Collected data entries:
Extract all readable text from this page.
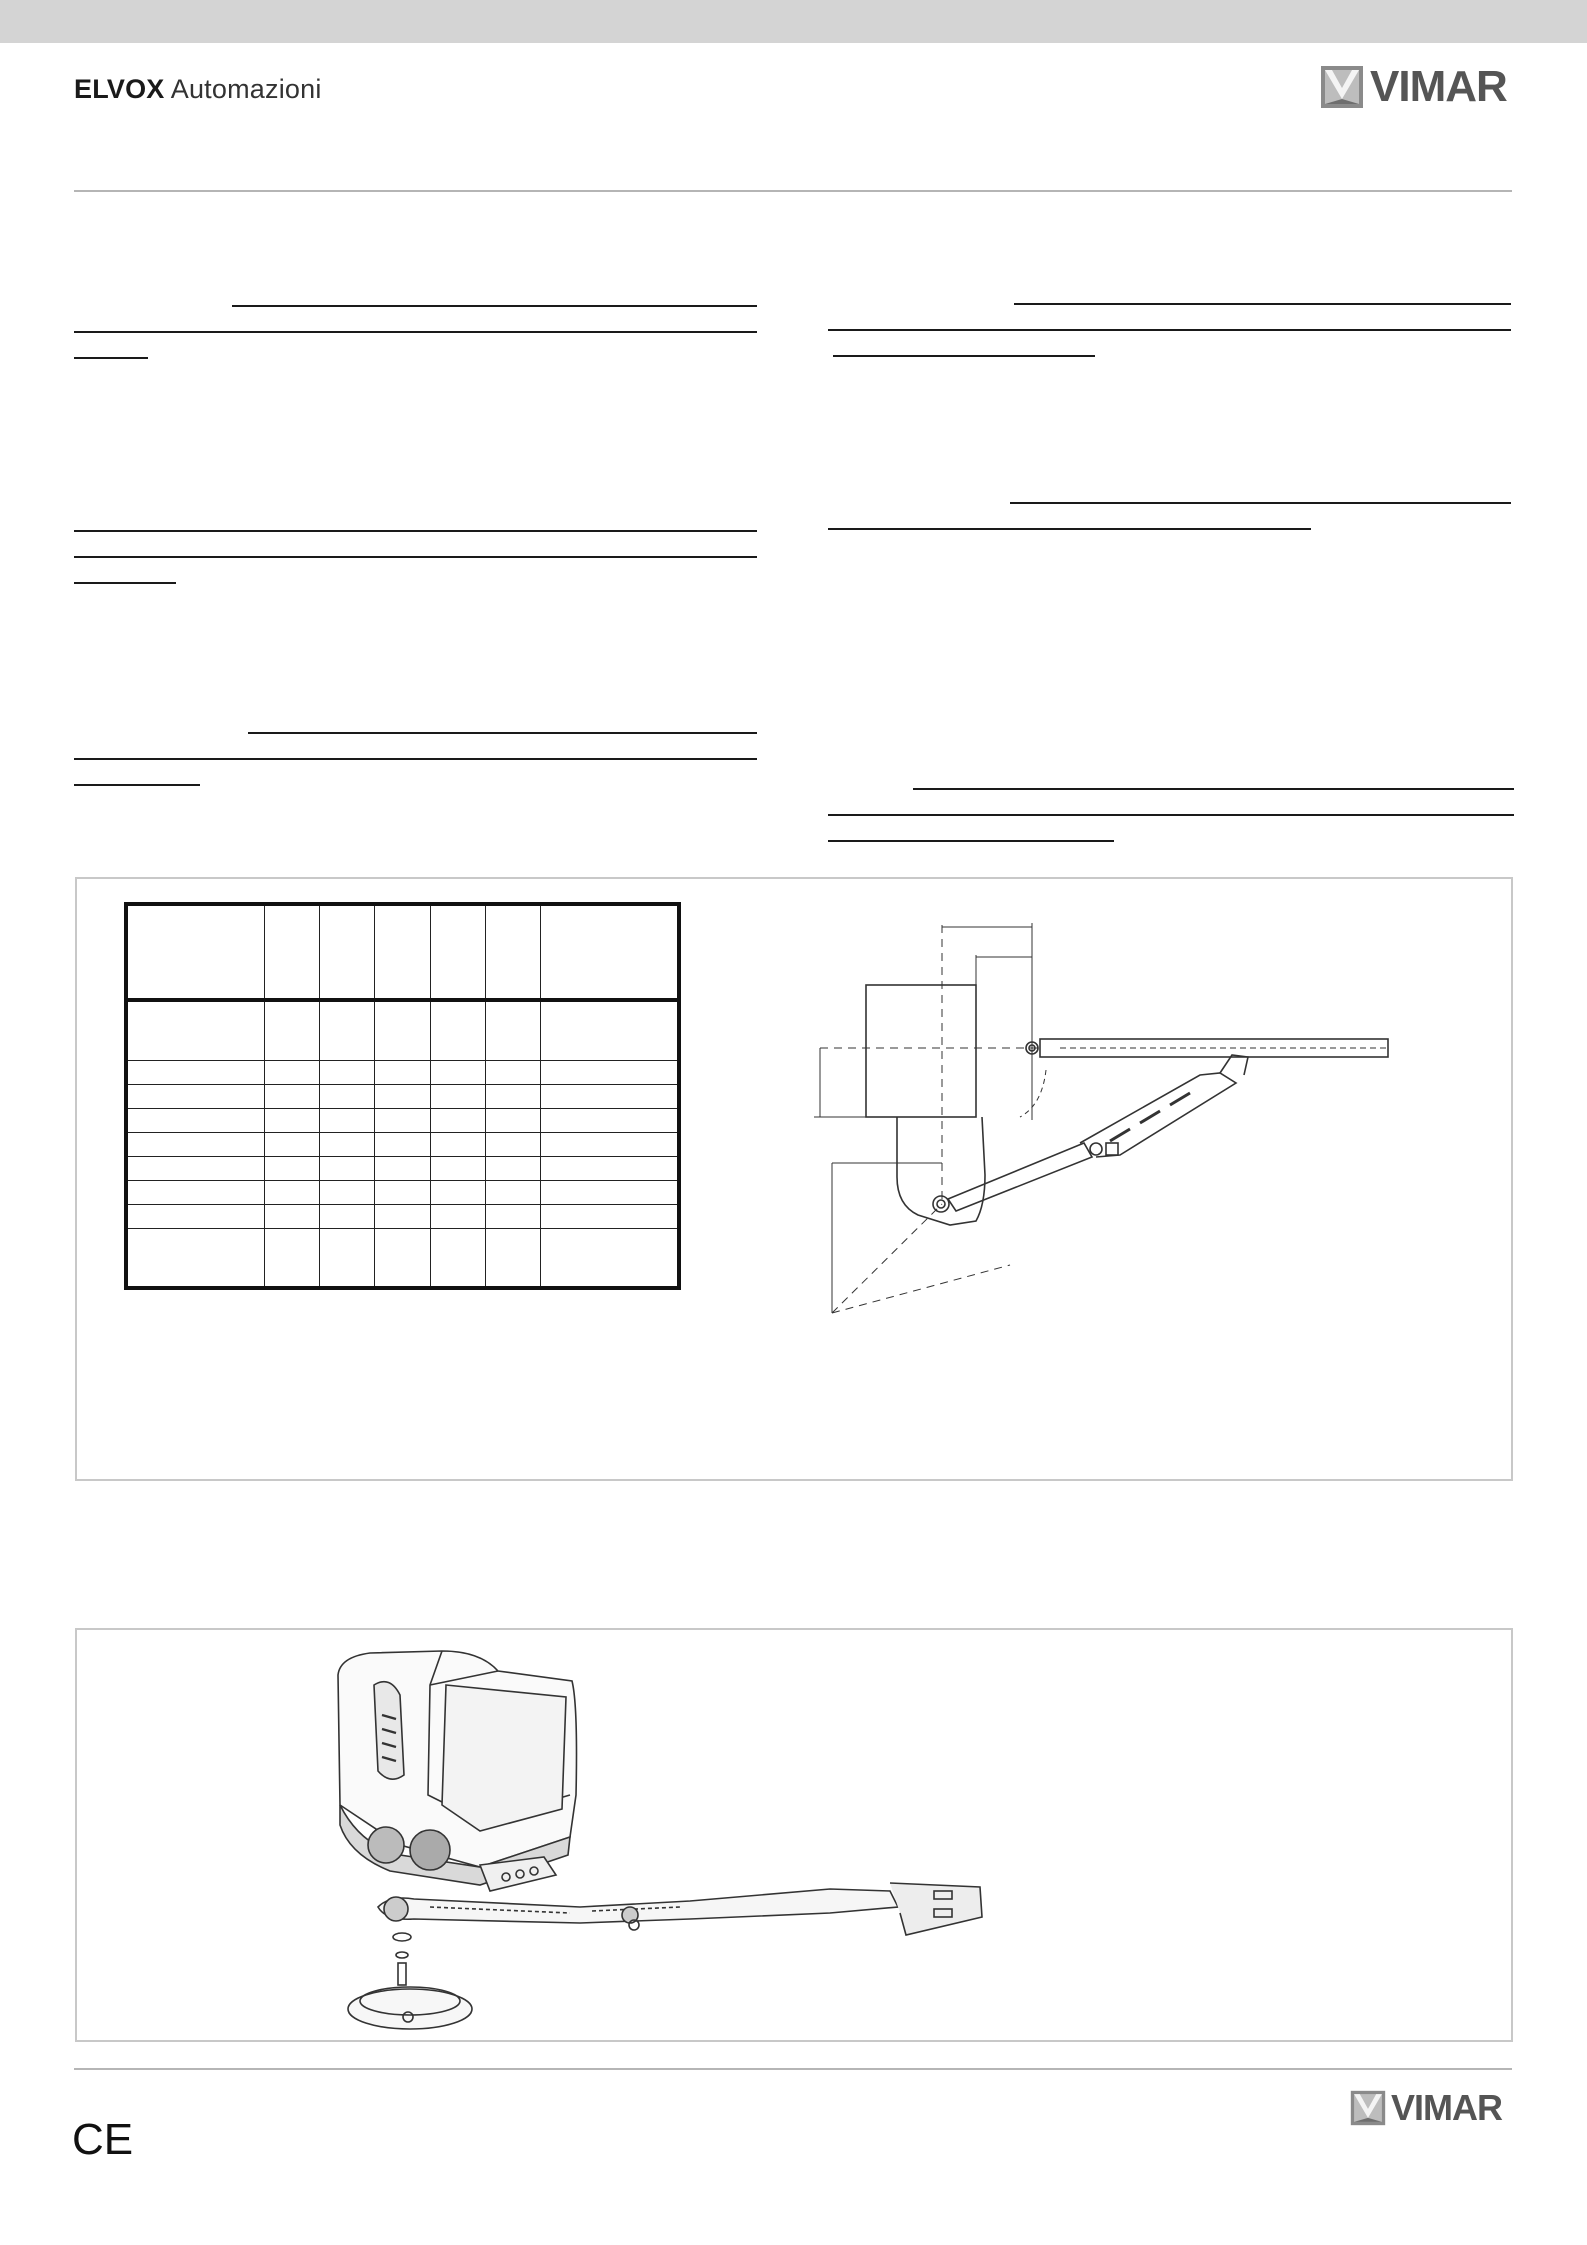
ELVOX Automazioni	VIMAR

CE
VIMAR
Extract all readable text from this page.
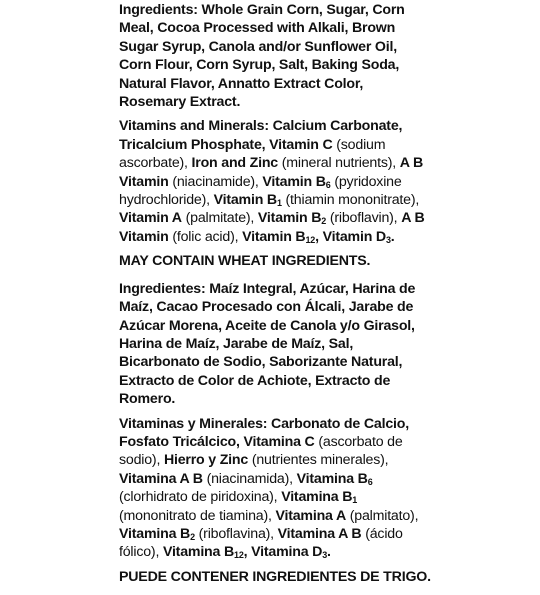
Ingredients: Whole Grain Corn, Sugar, Corn Meal, Cocoa Processed with Alkali, Brown Sugar Syrup, Canola and/or Sunflower Oil, Corn Flour, Corn Syrup, Salt, Baking Soda, Natural Flavor, Annatto Extract Color, Rosemary Extract.

Vitamins and Minerals: Calcium Carbonate, Tricalcium Phosphate, Vitamin C (sodium ascorbate), Iron and Zinc (mineral nutrients), A B Vitamin (niacinamide), Vitamin $B_6$ (pyridoxine hydrochloride), Vitamin $B_1$ (thiamin mononitrate), Vitamin A (palmitate), Vitamin $B_2$ (riboflavin), A B Vitamin (folic acid), Vitamin $B_{12}$, Vitamin $D_3$.

MAY CONTAIN WHEAT INGREDIENTS.

Ingredientes: Maíz Integral, Azúcar, Harina de Maíz, Cacao Procesado con Álcali, Jarabe de Azúcar Morena, Aceite de Canola y/o Girasol, Harina de Maíz, Jarabe de Maíz, Sal, Bicarbonato de Sodio, Saborizante Natural, Extracto de Color de Achiote, Extracto de Romero.

Vitaminas y Minerales: Carbonato de Calcio, Fosfato Tricálcico, Vitamina C (ascorbato de sodio), Hierro y Zinc (nutrientes minerales), Vitamina A B (niacinamida), Vitamina $B_6$ (clorhidrato de piridoxina), Vitamina $B_1$ (mononitrato de tiamina), Vitamina A (palmitato), Vitamina $B_2$ (riboflavina), Vitamina A B (ácido fólico), Vitamina $B_{12}$, Vitamina $D_3$.

PUEDE CONTENER INGREDIENTES DE TRIGO.
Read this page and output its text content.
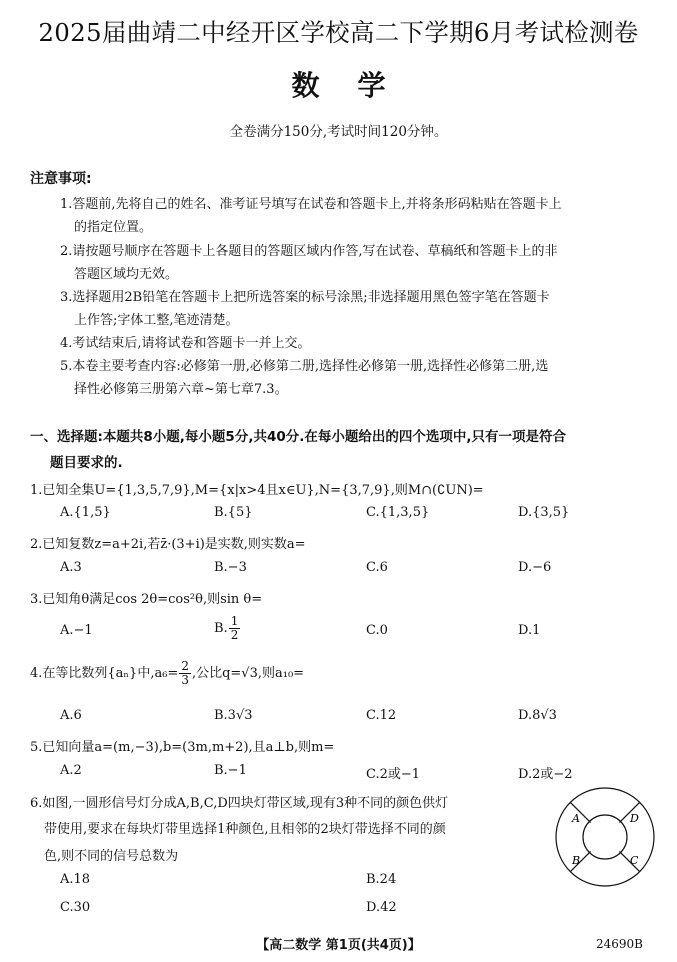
2025届曲靖二中经开区学校高二下学期6月考试检测卷
数学
全卷满分150分,考试时间120分钟。
注意事项:
1.答题前,先将自己的姓名、准考证号填写在试卷和答题卡上,并将条形码粘贴在答题卡上
的指定位置。
2.请按题号顺序在答题卡上各题目的答题区域内作答,写在试卷、草稿纸和答题卡上的非
答题区域均无效。
3.选择题用2B铅笔在答题卡上把所选答案的标号涂黑;非选择题用黑色签字笔在答题卡
上作答;字体工整,笔迹清楚。
4.考试结束后,请将试卷和答题卡一并上交。
5.本卷主要考查内容:必修第一册,必修第二册,选择性必修第一册,选择性必修第二册,选
择性必修第三册第六章~第七章7.3。
一、选择题:本题共8小题,每小题5分,共40分.在每小题给出的四个选项中,只有一项是符合
题目要求的.
1.已知全集U={1,3,5,7,9},M={x|x>4且x∈U},N={3,7,9},则M∩(∁UN)=
A.{1,5}	B.{5}	C.{1,3,5}	D.{3,5}
2.已知复数z=a+2i,若z̄·(3+i)是实数,则实数a=
A.3	B.−3	C.6	D.−6
3.已知角θ满足cos 2θ=cos²θ,则sin θ=
A.−1	B. $\frac{1}{2}$	C.0	D.1
4.在等比数列{aₙ}中$,a_6= \frac{2}{3}$ ,公比q=√3,则a₁₀=
A.6	B.3√3	C.12	D.8√3
5.已知向量a=(m,−3),b=(3m,m+2),且a⊥b,则m=
A.2	B.−1	C.2或−1	D.2或−2
6.如图,一圆形信号灯分成A,B,C,D四块灯带区域,现有3种不同的颜色供灯
带使用,要求在每块灯带里选择1种颜色,且相邻的2块灯带选择不同的颜
色,则不同的信号总数为
A.18	B.24
C.30	D.42
A	D
B	C
【高二数学 第1页(共4页)】	24690B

▶ [DIRECTIONS]
Write out every line of the listing that holds the word "Canola".

▶ [EXERCISE RESULT]
Ingredients: Whole Grain Corn, Sugar, Corn Meal, Cocoa Processed with Alkali, Brown Sugar Syrup, Canola and/or Sunflower Oil, Corn Flour, Corn Syrup, Salt, Baking Soda, Natural Flavor, Annatto Extract Color, Rosemary Extract.
Ingredientes: Maíz Integral, Azúcar, Harina de Maíz, Cacao Procesado con Álcali, Jarabe de Azúcar Morena, Aceite de Canola y/o Girasol, Harina de Maíz, Jarabe de Maíz, Sal, Bicarbonato de Sodio, Saborizante Natural, Extracto de Color de Achiote, Extracto de Romero.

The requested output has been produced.